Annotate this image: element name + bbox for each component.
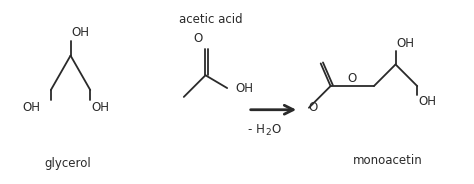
Text: OH: OH — [72, 26, 90, 39]
Text: O: O — [193, 32, 202, 45]
Text: OH: OH — [22, 101, 40, 114]
Text: O: O — [272, 123, 281, 136]
Text: glycerol: glycerol — [44, 157, 91, 170]
Text: 2: 2 — [265, 128, 271, 137]
Text: - H: - H — [248, 123, 264, 136]
Text: O: O — [347, 72, 357, 85]
Text: monoacetin: monoacetin — [353, 154, 422, 167]
Text: acetic acid: acetic acid — [179, 13, 242, 26]
Text: OH: OH — [235, 82, 253, 95]
Text: OH: OH — [396, 37, 414, 50]
Text: OH: OH — [91, 101, 109, 114]
Text: OH: OH — [418, 95, 436, 108]
Text: O: O — [308, 101, 318, 114]
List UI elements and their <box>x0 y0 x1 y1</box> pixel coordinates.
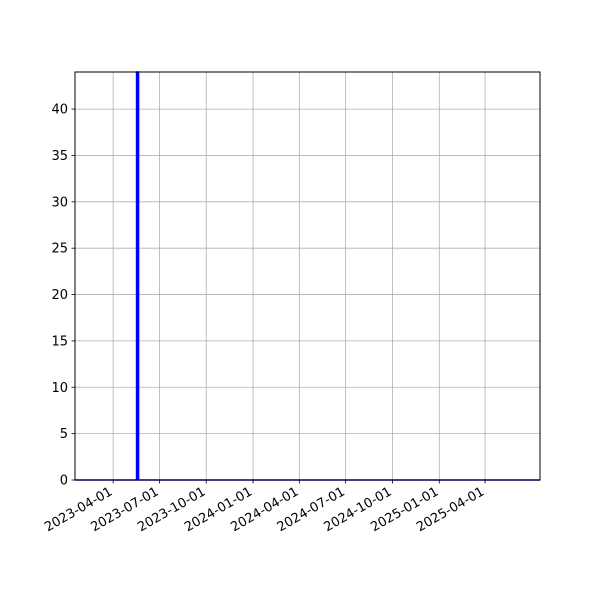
y-tick-label: 15 <box>51 334 68 349</box>
y-tick-label: 20 <box>51 288 68 303</box>
y-axis: 0 5 10 15 20 25 30 35 40 <box>51 103 75 489</box>
y-tick-label: 35 <box>51 149 68 164</box>
y-tick-label: 0 <box>60 474 68 489</box>
plot-frame <box>74 71 541 481</box>
y-tick-label: 10 <box>51 381 68 396</box>
y-tick-label: 40 <box>51 103 68 118</box>
y-tick-label: 5 <box>60 427 68 442</box>
y-tick-label: 30 <box>51 195 68 210</box>
y-tick-label: 25 <box>51 242 68 257</box>
grid <box>75 72 540 481</box>
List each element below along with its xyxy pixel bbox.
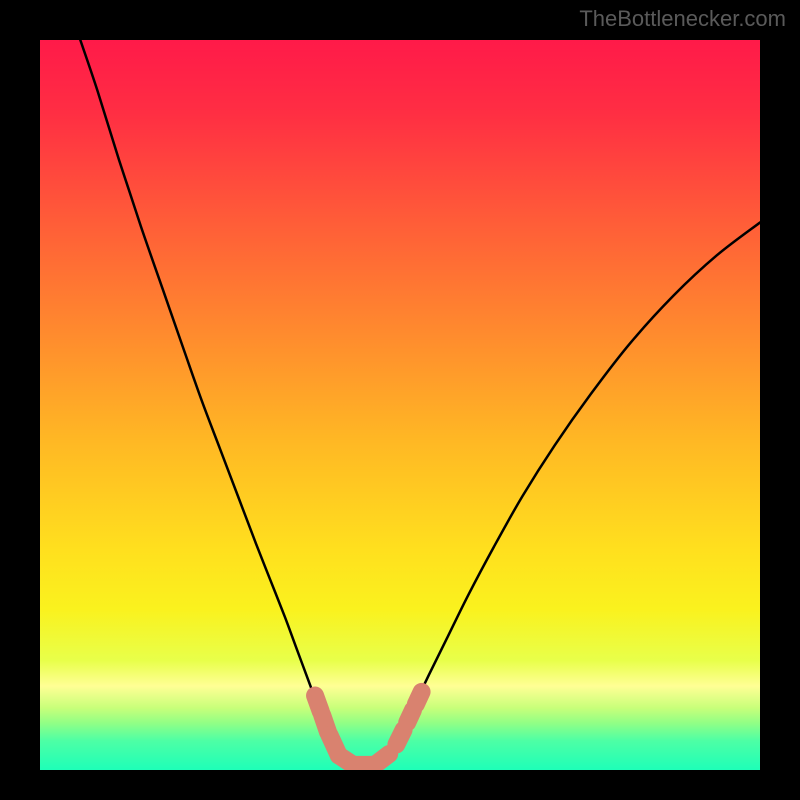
plot-area [40,40,760,770]
watermark-text: TheBottlenecker.com [579,6,786,32]
bottleneck-curve [40,40,760,770]
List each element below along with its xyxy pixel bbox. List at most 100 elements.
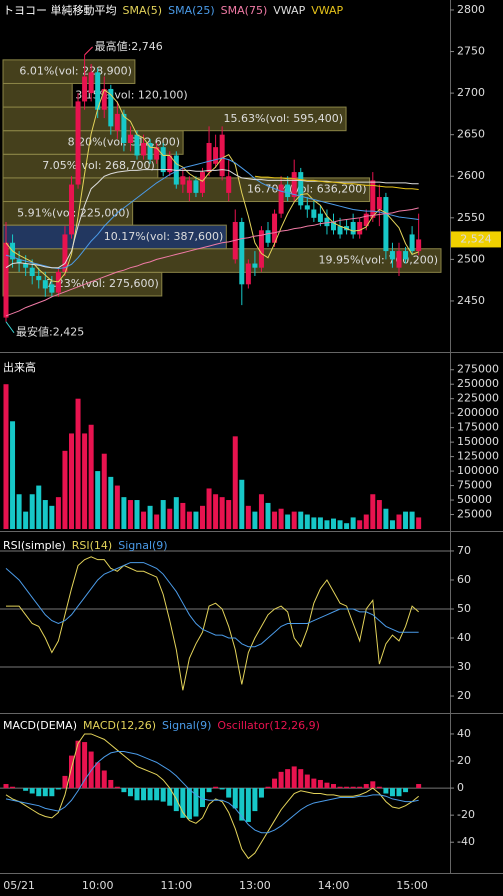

#####

Stated problem:
Please print everything in the records from the line containing "List UI elements" down to the line containing "grid <box>75 72 540 481</box>", both included, character for character, leaving out the pictures.

Correct answer:
List UI elements and their <box>x0 y0 x1 y1</box> pixel coordinates.
y-tick-label: 15 <box>51 334 68 349</box>
y-tick-label: 20 <box>51 288 68 303</box>
y-axis: 0 5 10 15 20 25 30 35 40 <box>51 103 75 489</box>
y-tick-label: 35 <box>51 149 68 164</box>
y-tick-label: 0 <box>60 474 68 489</box>
plot-frame <box>74 71 541 481</box>
y-tick-label: 10 <box>51 381 68 396</box>
y-tick-label: 40 <box>51 103 68 118</box>
y-tick-label: 5 <box>60 427 68 442</box>
y-tick-label: 30 <box>51 195 68 210</box>
y-tick-label: 25 <box>51 242 68 257</box>
grid <box>75 72 540 481</box>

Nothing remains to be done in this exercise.